Short task: Every line that holds the string "coro" is to be identified and copied.

[Excerpt from a dataset]
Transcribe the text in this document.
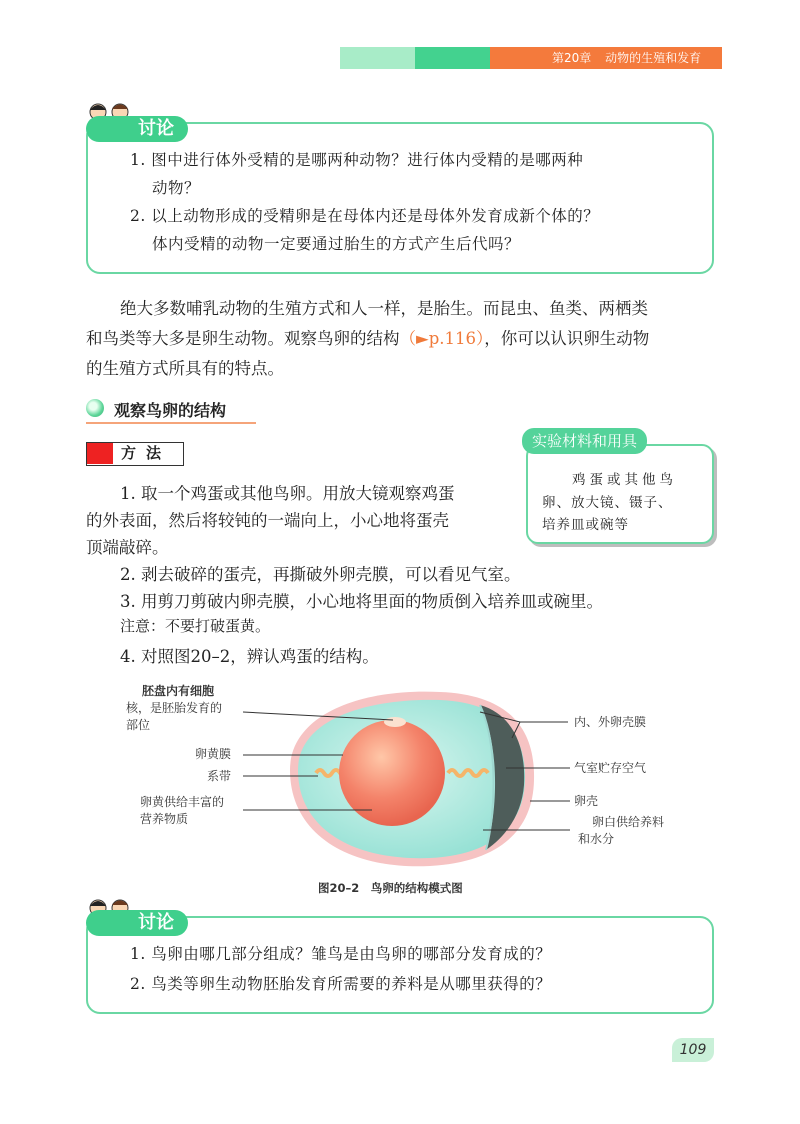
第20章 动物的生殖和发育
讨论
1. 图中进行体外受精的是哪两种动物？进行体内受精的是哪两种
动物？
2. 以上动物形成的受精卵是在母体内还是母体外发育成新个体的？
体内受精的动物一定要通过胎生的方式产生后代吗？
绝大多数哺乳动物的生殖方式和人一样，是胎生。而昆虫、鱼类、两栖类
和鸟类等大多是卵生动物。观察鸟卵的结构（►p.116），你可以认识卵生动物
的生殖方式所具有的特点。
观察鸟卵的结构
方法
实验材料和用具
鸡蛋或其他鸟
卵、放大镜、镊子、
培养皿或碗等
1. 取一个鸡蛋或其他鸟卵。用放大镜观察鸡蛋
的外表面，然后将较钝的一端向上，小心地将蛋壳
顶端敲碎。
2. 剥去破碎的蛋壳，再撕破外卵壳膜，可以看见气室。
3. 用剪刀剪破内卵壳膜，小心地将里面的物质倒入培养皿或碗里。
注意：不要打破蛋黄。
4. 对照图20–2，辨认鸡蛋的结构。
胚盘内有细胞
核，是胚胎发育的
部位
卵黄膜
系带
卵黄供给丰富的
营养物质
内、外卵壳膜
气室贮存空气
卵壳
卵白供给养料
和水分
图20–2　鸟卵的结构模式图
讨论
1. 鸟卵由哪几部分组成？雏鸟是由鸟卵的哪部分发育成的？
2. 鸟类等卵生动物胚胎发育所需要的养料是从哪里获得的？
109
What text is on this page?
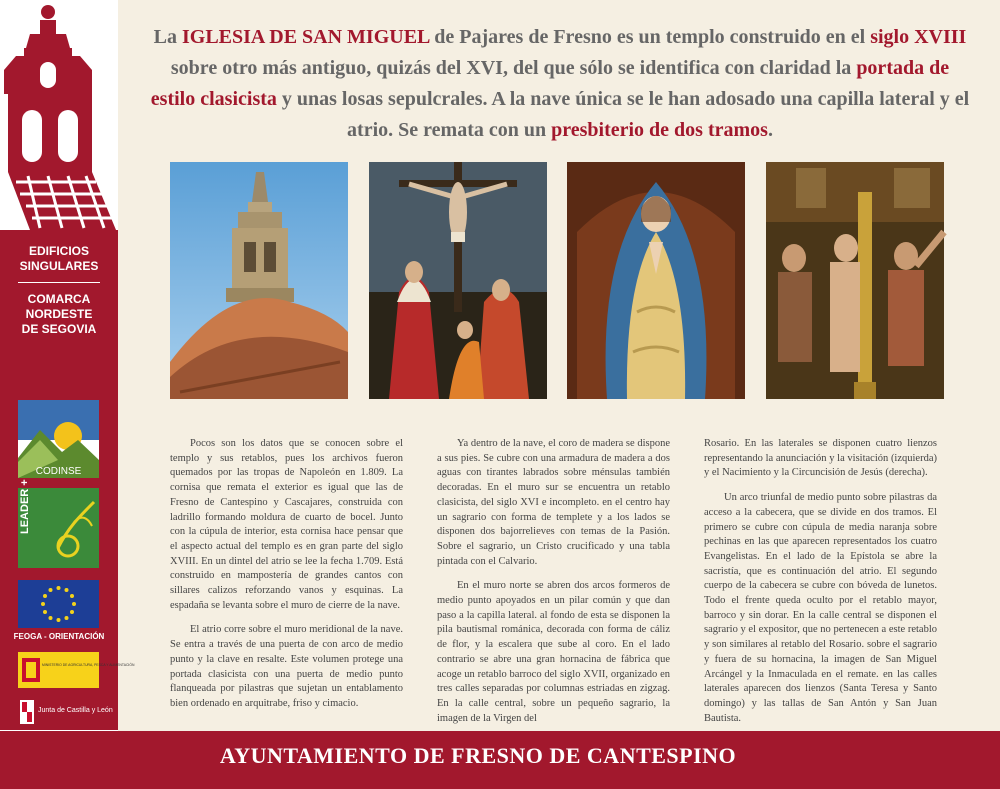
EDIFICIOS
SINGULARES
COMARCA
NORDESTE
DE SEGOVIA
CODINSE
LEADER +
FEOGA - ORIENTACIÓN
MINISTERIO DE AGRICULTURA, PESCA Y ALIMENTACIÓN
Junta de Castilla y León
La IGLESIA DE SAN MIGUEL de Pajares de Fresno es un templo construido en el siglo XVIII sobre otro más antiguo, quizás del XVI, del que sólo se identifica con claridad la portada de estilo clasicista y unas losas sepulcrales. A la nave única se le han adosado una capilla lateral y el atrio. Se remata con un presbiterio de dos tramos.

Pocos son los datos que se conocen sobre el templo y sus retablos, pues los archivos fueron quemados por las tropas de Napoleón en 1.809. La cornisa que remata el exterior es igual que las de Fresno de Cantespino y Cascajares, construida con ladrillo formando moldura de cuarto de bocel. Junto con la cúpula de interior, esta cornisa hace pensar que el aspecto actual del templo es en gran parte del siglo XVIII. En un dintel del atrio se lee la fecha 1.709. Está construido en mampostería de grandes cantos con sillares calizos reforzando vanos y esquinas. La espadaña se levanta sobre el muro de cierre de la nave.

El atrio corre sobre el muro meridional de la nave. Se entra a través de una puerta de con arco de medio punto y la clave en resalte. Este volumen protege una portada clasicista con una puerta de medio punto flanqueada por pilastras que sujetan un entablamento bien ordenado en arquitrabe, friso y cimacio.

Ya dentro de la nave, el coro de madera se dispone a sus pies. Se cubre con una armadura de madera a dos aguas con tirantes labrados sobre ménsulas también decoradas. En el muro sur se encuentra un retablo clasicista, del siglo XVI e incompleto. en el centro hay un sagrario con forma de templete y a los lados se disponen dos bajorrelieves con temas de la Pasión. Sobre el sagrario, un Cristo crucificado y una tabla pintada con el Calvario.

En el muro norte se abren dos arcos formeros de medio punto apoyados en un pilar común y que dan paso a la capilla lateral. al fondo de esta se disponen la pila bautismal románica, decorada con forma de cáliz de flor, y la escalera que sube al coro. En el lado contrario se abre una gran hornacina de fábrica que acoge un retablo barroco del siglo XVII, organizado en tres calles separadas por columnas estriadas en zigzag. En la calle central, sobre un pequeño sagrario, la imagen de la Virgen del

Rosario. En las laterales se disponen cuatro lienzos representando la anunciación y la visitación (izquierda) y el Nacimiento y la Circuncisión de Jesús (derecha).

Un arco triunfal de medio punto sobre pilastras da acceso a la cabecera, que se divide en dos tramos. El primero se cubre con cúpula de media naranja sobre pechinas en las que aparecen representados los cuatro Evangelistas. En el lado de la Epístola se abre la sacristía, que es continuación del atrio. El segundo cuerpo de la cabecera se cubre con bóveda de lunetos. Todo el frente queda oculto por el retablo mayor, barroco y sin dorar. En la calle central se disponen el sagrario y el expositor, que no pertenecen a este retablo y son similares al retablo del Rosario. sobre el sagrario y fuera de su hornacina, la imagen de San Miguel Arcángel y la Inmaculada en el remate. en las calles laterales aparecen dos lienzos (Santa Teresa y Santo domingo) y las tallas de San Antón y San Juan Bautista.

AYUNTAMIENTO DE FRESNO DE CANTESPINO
---
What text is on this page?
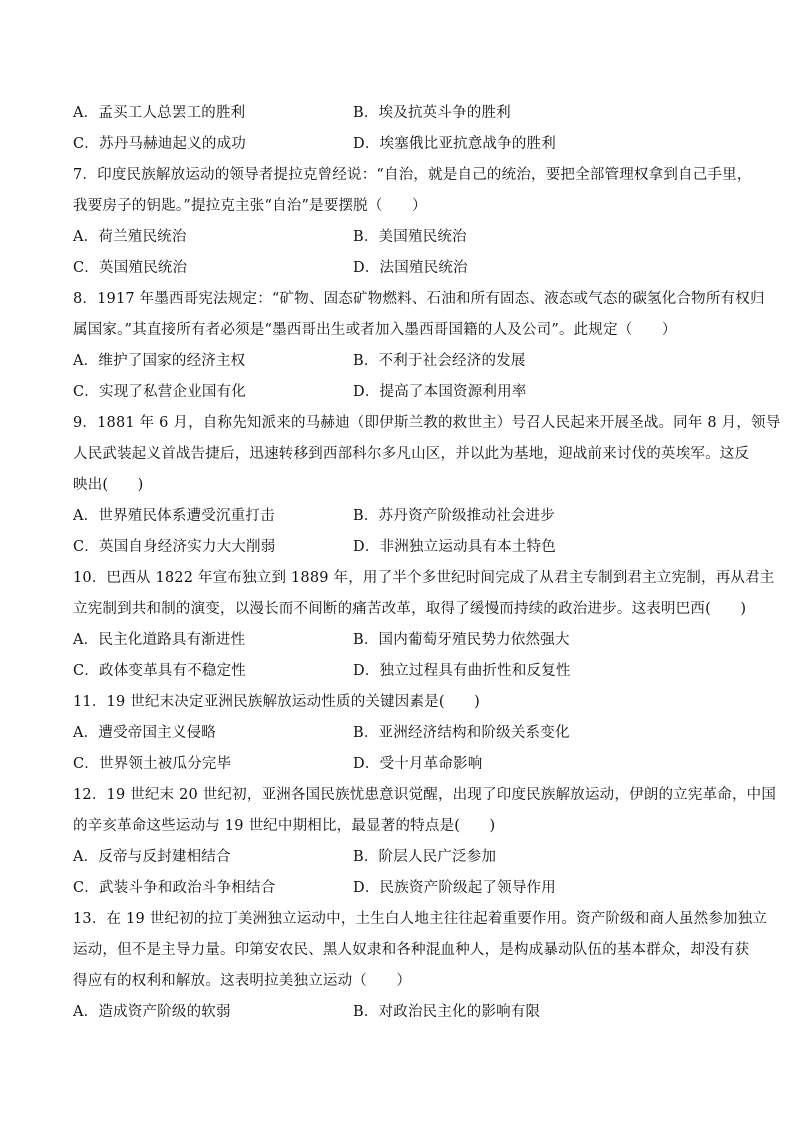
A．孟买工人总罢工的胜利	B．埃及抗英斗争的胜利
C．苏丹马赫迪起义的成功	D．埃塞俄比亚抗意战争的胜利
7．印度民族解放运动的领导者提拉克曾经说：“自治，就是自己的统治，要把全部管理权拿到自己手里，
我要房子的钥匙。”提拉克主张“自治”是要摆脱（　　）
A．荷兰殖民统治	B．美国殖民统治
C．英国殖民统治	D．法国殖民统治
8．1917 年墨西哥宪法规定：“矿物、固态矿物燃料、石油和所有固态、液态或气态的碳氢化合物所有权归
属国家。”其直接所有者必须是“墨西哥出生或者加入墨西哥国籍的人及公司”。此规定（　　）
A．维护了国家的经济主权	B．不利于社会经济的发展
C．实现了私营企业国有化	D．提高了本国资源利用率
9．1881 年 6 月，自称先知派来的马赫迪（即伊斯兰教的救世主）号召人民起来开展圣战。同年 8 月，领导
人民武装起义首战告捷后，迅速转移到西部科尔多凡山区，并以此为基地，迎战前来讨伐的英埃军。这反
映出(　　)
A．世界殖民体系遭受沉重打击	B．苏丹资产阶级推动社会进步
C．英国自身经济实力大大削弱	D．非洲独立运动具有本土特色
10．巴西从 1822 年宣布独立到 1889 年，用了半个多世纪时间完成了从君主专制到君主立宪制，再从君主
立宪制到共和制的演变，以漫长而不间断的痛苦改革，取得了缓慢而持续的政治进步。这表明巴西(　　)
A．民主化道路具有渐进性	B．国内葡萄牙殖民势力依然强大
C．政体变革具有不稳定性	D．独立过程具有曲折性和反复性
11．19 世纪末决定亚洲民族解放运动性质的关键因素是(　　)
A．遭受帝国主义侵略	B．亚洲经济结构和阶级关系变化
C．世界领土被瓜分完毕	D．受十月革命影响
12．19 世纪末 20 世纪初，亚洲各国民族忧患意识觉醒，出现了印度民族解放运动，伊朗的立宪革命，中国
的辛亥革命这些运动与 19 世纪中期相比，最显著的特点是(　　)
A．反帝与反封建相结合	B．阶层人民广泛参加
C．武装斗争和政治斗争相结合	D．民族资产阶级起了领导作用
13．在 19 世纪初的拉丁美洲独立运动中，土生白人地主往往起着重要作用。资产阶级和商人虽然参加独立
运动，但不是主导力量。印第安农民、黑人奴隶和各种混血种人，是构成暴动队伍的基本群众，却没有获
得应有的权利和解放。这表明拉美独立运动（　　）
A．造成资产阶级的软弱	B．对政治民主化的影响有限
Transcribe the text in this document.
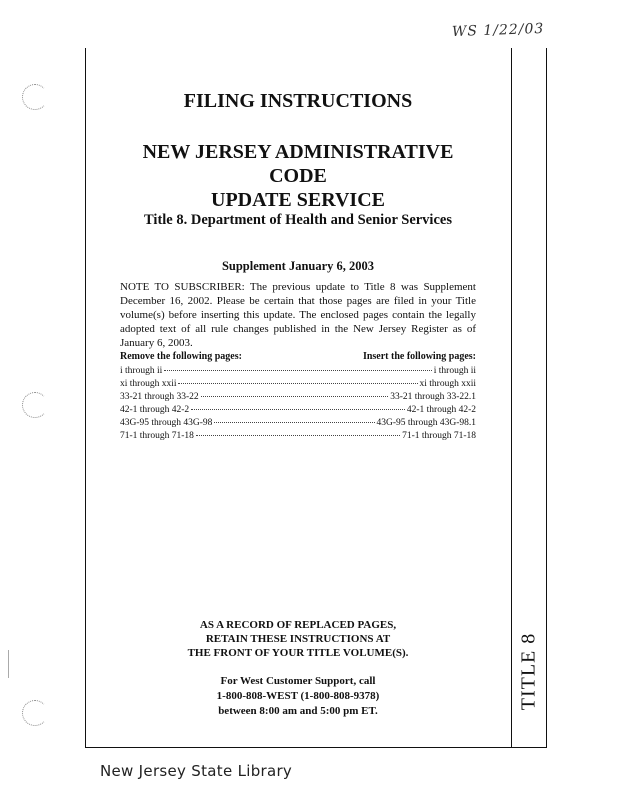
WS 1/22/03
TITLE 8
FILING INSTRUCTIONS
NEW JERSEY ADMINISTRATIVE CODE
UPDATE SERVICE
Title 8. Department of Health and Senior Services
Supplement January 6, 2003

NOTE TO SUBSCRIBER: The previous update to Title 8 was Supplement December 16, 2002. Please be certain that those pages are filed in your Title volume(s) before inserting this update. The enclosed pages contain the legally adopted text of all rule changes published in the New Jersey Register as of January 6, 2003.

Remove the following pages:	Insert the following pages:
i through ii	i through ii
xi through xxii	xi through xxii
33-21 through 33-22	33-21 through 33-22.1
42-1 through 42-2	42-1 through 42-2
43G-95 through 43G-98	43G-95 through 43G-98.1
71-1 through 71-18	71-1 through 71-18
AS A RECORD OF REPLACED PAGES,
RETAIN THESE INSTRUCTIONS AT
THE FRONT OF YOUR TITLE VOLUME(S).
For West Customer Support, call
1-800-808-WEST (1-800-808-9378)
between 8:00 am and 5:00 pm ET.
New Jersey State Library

Answer for this exercise:
Ya dentro de la nave, el coro de madera se dispone a sus pies. Se cubre con una armadura de madera a dos aguas con tirantes labrados sobre ménsulas también decoradas. En el muro sur se encuentra un retablo clasicista, del siglo XVI e incompleto. en el centro hay un sagrario con forma de templete y a los lados se disponen dos bajorrelieves con temas de la Pasión. Sobre el sagrario, un Cristo crucificado y una tabla pintada con el Calvario.
En el muro norte se abren dos arcos formeros de medio punto apoyados en un pilar común y que dan paso a la capilla lateral. al fondo de esta se disponen la pila bautismal románica, decorada con forma de cáliz de flor, y la escalera que sube al coro. En el lado contrario se abre una gran hornacina de fábrica que acoge un retablo barroco del siglo XVII, organizado en tres calles separadas por columnas estriadas en zigzag. En la calle central, sobre un pequeño sagrario, la imagen de la Virgen del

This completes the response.